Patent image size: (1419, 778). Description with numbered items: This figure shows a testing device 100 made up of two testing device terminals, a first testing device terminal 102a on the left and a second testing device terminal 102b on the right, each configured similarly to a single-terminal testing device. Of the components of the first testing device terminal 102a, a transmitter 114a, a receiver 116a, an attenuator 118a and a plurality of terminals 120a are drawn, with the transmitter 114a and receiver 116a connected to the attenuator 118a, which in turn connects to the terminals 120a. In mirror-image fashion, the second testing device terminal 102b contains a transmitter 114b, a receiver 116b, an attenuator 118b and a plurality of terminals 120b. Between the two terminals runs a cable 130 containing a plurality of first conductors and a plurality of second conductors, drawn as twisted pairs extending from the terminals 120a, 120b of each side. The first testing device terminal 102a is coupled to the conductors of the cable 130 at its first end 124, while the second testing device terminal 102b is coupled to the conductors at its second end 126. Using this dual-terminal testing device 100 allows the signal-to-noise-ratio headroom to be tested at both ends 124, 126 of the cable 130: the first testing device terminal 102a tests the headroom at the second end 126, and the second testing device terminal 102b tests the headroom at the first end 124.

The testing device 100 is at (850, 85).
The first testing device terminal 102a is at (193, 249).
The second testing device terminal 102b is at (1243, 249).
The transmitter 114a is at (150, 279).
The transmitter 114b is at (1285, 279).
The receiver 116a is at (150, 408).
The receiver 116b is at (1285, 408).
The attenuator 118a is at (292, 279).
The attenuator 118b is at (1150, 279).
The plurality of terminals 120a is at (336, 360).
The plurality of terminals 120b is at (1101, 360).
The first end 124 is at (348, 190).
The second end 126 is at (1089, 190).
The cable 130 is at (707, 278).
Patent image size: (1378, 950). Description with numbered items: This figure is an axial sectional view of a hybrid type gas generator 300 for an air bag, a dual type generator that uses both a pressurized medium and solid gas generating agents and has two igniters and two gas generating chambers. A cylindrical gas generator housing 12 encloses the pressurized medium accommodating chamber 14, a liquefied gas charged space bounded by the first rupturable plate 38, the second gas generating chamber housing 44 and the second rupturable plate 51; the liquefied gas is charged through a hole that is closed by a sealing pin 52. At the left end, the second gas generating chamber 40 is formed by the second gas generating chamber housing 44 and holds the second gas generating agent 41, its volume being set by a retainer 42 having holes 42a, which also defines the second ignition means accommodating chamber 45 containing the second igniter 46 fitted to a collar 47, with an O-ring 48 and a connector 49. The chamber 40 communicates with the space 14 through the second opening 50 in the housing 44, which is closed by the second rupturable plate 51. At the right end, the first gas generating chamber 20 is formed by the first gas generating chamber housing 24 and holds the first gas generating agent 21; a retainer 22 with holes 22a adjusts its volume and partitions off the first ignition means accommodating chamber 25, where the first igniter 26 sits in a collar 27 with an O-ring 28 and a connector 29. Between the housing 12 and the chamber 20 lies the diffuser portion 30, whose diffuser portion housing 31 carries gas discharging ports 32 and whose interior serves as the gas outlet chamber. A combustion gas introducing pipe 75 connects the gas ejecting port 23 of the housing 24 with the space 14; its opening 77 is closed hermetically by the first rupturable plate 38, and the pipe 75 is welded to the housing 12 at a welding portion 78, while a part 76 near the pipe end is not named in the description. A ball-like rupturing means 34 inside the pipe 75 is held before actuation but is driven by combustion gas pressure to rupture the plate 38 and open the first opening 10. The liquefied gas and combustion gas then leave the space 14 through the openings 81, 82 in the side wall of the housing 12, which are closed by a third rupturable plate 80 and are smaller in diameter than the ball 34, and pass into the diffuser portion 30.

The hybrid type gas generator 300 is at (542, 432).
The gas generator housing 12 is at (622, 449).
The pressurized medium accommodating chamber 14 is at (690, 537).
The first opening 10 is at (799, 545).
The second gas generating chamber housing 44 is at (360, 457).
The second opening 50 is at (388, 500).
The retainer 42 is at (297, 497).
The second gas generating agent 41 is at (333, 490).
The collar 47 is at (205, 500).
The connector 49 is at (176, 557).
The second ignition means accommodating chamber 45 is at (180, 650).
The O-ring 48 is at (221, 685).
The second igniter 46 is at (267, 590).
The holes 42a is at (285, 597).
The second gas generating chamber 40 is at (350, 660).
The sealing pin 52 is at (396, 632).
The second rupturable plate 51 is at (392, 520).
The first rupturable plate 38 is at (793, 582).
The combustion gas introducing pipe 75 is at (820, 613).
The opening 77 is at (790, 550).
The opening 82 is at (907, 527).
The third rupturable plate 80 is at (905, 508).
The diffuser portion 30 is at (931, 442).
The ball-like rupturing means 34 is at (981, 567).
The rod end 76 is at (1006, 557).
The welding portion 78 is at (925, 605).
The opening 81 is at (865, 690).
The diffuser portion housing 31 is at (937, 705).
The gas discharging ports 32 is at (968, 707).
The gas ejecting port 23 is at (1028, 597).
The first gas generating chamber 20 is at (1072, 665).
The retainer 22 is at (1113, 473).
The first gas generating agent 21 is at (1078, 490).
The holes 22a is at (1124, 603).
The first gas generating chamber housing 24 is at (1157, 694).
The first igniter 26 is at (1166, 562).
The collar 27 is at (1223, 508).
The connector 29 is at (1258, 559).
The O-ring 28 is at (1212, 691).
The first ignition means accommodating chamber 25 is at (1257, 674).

---------------

Tally the lines in the listing that contain the string "plurality", and give only the number.

3